What lines of the data hold the string "necesita"? Pull each one out.

[Stored data]
◇ ◇ ◇

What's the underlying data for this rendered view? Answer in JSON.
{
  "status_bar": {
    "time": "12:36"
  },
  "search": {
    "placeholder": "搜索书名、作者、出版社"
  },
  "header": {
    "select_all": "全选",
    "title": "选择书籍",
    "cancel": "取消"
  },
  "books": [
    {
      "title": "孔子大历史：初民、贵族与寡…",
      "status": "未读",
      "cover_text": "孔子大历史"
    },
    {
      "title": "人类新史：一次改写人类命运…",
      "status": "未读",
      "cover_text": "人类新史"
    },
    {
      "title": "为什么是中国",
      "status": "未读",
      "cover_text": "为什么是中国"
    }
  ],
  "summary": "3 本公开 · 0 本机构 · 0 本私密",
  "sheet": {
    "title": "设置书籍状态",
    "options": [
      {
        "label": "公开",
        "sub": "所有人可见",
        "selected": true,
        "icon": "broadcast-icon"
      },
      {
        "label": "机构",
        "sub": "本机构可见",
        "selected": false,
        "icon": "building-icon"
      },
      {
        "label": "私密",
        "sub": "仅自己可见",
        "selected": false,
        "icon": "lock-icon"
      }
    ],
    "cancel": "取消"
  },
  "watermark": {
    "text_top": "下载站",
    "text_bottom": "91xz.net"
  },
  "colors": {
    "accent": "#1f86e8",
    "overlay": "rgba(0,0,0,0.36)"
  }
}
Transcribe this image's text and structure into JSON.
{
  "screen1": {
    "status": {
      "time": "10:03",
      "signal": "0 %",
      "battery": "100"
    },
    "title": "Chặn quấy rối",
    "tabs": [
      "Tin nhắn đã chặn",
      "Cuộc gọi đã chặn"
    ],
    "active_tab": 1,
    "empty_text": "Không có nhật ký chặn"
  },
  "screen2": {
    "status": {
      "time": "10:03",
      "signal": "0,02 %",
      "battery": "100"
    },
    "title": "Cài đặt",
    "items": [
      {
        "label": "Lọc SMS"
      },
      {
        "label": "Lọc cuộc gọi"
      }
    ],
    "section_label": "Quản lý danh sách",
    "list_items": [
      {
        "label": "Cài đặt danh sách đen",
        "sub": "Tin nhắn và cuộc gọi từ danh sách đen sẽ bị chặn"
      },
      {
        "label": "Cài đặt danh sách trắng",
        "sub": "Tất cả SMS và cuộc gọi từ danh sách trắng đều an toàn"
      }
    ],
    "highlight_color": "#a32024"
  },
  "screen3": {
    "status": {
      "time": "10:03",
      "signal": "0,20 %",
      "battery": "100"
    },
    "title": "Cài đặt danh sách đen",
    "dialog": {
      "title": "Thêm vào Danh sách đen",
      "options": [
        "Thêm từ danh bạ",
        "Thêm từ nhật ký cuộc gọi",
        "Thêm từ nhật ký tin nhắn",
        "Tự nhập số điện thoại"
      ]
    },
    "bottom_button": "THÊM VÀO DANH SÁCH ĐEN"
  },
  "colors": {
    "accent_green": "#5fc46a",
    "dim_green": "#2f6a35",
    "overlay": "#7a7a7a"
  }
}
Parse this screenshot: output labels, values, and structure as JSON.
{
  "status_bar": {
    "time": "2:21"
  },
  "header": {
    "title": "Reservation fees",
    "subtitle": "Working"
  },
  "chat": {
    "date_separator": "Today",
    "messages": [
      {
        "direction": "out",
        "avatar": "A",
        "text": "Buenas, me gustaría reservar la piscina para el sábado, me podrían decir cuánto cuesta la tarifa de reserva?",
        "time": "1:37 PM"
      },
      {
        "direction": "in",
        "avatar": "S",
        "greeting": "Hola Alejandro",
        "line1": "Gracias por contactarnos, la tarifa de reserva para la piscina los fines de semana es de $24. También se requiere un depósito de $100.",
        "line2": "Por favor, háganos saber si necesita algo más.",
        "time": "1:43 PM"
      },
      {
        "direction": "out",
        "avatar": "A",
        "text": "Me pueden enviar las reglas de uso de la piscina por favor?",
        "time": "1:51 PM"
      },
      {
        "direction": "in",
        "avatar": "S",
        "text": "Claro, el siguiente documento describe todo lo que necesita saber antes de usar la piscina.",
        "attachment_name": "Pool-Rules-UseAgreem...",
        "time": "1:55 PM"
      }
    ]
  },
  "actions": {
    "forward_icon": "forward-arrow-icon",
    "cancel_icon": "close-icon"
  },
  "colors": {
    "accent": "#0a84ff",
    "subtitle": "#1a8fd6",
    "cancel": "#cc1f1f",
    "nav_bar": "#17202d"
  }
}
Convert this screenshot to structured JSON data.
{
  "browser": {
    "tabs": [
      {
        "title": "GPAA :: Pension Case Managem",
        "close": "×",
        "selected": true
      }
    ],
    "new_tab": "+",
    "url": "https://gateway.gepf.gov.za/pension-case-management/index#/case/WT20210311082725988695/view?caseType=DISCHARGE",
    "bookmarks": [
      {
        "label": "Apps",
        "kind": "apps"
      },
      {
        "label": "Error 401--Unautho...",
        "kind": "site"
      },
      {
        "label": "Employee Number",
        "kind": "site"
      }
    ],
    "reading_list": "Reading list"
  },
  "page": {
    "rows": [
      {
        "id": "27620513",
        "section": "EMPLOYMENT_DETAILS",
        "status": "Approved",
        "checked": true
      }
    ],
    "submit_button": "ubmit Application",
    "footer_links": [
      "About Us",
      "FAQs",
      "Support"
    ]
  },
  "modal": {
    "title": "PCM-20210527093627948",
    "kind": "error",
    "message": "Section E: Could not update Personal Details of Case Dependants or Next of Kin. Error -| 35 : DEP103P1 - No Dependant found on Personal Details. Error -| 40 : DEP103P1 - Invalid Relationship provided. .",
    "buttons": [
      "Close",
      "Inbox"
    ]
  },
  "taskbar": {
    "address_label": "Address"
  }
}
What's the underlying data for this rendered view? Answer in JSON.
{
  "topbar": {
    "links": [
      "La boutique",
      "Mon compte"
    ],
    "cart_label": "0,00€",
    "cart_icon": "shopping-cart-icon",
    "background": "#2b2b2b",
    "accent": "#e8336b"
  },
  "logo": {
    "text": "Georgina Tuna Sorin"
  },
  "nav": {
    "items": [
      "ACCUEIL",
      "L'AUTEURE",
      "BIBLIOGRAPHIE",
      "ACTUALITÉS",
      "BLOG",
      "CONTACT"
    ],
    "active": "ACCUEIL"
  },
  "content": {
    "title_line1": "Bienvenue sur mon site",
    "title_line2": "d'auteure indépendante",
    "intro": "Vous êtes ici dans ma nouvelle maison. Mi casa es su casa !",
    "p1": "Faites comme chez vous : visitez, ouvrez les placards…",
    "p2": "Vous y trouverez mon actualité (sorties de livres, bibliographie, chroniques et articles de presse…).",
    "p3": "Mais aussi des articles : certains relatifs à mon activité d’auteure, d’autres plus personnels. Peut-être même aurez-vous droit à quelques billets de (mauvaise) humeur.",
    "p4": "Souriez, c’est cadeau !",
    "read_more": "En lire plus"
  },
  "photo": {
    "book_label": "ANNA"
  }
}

◇ ◇ ◇

_ANSWER TO THE PROBLEM_
        "line2": "Por favor, háganos saber si necesita algo más.",
        "text": "Claro, el siguiente documento describe todo lo que necesita saber antes de usar la piscina.",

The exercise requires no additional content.